# Directions
Return every line of the data below that includes the string "this".

^^^^^^^^

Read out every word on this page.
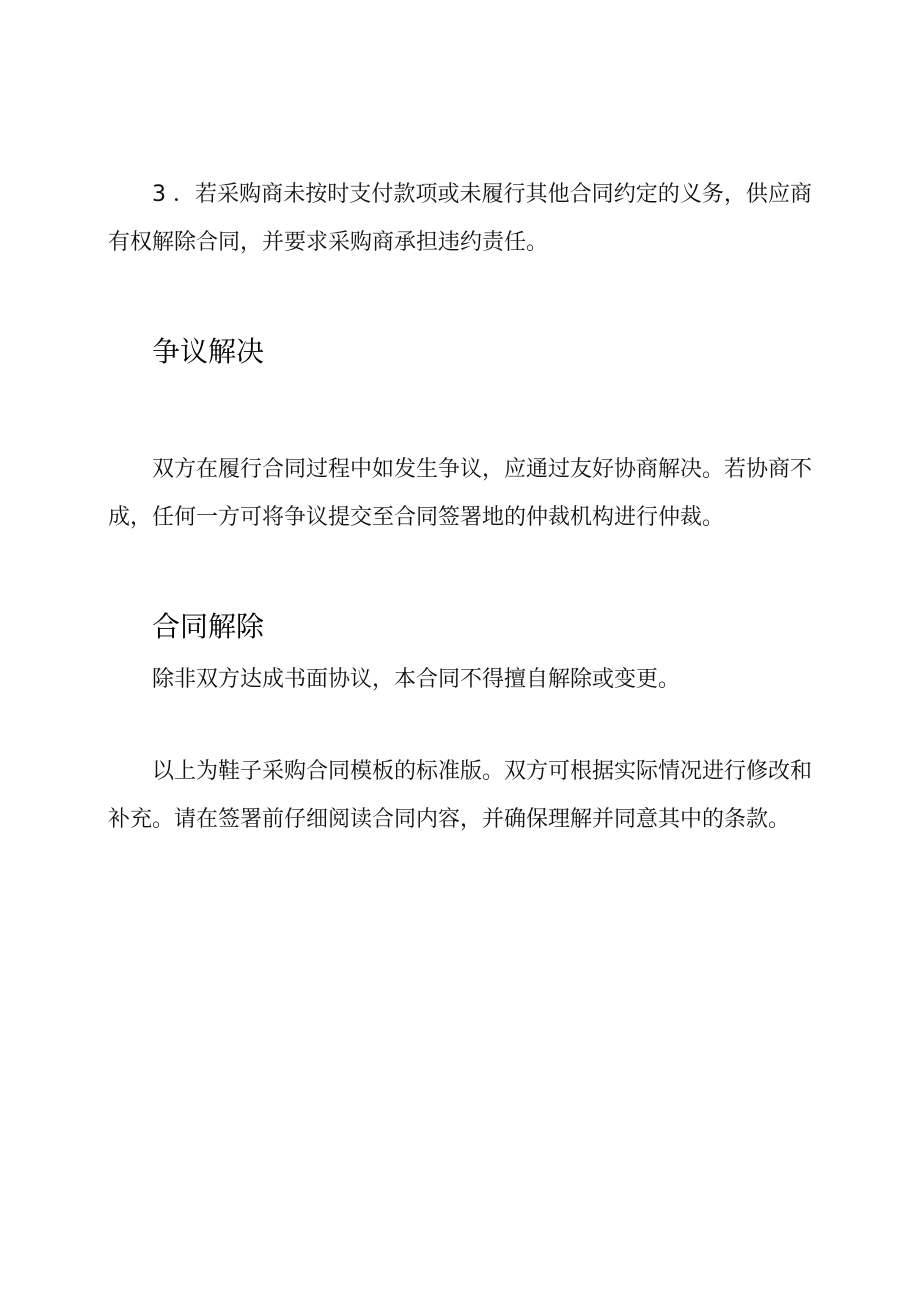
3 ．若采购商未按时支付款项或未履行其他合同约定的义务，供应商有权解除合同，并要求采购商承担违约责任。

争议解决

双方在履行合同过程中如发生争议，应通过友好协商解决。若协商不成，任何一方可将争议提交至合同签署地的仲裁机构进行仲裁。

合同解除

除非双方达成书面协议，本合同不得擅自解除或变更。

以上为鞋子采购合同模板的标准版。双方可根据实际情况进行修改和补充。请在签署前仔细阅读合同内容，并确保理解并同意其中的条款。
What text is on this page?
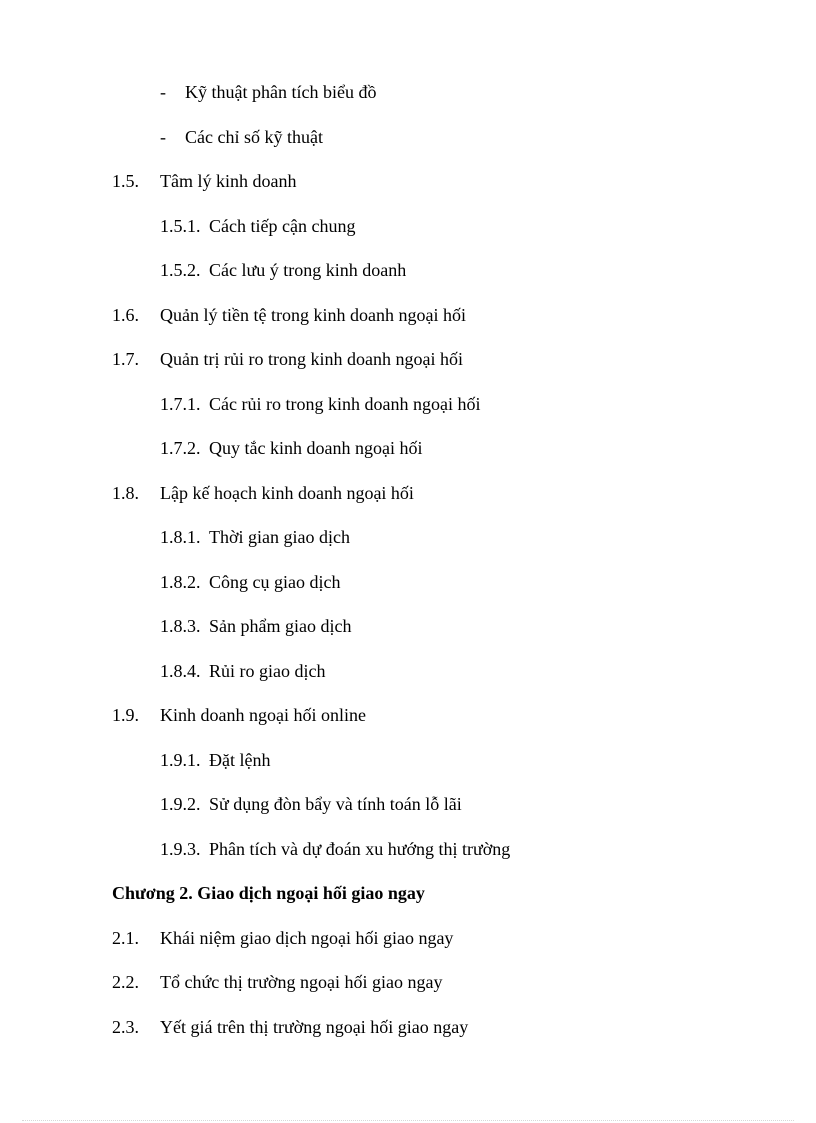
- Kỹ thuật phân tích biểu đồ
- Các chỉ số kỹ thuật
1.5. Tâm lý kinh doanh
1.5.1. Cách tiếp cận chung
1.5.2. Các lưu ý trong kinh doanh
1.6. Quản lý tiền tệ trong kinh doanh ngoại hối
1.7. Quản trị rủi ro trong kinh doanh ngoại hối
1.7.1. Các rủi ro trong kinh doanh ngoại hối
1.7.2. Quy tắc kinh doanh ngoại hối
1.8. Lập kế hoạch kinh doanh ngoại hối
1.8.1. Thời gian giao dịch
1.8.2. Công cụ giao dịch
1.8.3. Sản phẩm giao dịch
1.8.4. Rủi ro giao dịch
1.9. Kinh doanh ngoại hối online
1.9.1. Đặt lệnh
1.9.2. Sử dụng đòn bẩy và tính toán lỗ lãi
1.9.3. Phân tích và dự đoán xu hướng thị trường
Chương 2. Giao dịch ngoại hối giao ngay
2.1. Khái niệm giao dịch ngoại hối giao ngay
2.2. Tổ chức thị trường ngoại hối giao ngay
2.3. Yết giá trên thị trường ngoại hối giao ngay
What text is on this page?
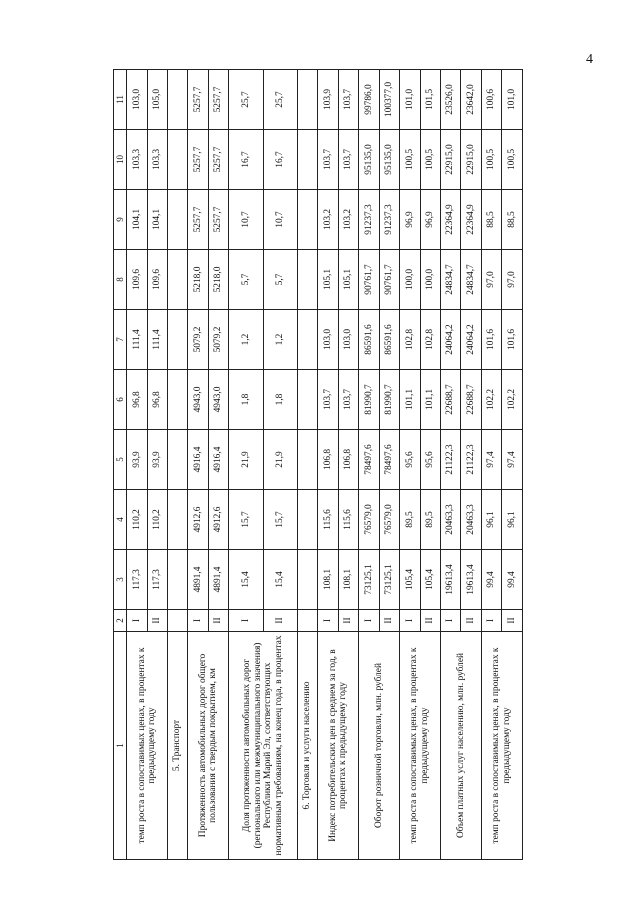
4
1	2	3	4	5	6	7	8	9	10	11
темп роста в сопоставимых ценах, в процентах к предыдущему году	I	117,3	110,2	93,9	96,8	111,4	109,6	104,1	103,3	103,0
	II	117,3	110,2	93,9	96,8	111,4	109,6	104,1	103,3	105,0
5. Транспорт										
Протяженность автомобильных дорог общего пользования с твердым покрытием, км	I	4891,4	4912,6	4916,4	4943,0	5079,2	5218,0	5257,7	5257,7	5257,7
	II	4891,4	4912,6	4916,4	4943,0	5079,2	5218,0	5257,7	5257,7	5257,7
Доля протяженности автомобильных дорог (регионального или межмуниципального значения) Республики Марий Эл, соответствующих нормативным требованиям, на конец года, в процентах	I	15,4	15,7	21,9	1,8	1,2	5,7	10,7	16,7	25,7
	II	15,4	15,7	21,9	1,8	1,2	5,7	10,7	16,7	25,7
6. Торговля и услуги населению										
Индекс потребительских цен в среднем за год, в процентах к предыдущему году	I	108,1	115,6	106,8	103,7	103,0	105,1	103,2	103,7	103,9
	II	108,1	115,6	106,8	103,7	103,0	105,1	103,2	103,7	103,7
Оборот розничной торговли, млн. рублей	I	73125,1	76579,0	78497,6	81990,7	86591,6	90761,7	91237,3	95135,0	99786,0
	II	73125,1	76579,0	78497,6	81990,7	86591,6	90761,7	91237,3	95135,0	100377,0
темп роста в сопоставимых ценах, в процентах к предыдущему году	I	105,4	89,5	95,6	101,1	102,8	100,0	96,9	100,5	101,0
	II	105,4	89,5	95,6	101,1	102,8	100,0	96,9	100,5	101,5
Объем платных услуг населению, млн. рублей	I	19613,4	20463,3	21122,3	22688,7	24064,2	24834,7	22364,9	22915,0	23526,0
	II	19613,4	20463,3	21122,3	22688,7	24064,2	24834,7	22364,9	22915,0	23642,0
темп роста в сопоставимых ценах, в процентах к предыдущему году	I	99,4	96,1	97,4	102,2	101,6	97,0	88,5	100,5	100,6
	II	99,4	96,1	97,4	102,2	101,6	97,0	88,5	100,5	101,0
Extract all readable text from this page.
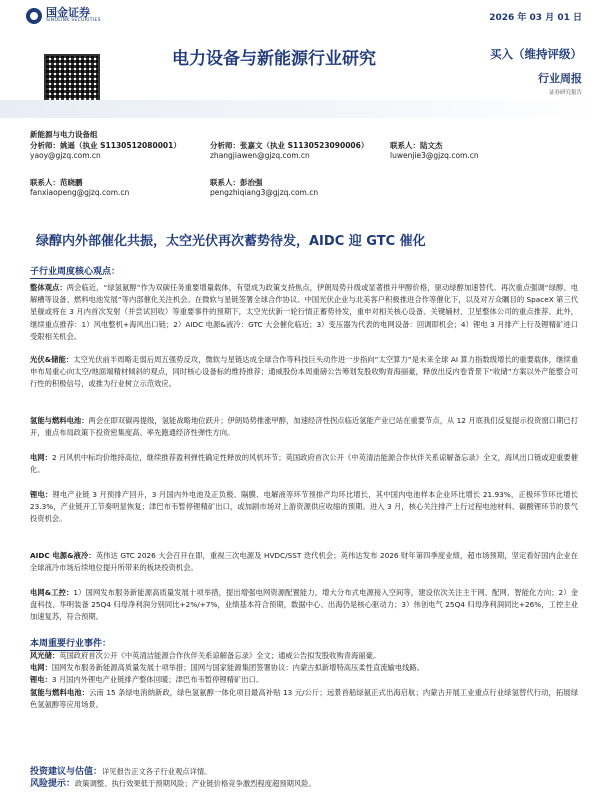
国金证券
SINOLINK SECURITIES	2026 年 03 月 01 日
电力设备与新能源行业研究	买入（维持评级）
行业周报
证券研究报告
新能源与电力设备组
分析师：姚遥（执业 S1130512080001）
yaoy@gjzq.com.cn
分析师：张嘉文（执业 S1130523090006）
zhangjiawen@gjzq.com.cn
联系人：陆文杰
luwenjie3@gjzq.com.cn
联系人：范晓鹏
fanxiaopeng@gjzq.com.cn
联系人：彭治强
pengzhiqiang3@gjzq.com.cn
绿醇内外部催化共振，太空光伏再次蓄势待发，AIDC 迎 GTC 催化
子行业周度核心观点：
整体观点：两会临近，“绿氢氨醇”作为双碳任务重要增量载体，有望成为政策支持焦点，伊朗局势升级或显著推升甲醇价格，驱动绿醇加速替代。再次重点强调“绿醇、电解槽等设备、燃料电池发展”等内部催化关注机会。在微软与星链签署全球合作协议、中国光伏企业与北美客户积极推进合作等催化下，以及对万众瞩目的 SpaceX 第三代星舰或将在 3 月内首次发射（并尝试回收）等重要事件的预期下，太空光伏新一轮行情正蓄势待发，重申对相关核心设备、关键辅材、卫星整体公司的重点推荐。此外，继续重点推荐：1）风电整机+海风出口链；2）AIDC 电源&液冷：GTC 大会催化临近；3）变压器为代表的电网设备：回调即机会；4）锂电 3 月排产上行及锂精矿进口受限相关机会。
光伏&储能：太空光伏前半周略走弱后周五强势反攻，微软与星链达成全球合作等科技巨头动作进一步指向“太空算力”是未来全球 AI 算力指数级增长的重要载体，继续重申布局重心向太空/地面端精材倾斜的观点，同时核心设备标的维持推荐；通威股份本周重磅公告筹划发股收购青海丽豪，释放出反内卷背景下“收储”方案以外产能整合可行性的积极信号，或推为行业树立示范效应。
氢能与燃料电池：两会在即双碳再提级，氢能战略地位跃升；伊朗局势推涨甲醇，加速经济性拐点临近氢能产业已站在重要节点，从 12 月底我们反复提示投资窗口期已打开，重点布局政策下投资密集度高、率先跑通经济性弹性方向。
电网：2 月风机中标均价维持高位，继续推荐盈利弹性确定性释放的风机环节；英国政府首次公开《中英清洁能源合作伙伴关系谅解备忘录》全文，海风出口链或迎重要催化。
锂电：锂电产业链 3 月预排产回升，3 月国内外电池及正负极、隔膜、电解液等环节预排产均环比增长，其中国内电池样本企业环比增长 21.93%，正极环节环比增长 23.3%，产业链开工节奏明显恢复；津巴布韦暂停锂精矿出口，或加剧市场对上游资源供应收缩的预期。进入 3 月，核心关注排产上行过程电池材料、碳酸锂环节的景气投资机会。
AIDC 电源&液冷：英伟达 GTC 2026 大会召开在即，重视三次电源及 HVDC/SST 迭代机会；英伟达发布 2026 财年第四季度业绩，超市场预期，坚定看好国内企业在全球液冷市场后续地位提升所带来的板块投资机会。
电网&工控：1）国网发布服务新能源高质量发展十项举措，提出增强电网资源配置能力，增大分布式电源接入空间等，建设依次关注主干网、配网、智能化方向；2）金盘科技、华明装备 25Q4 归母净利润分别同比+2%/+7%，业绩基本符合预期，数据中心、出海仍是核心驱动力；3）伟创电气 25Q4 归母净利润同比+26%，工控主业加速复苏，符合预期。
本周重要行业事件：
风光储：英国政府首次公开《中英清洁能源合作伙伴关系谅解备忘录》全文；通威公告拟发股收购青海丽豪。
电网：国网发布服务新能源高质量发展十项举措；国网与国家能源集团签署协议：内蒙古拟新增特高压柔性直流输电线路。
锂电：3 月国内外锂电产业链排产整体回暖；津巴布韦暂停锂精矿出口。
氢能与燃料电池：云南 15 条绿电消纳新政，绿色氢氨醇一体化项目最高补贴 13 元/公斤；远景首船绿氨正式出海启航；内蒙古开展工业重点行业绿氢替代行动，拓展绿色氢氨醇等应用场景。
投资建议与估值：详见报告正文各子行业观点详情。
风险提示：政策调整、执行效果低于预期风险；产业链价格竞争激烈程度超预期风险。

^^^^^^^^

# Worked answer
Read out every word on this page.
What text is on this page?
What text is on this page?
Extract all readable text from this page.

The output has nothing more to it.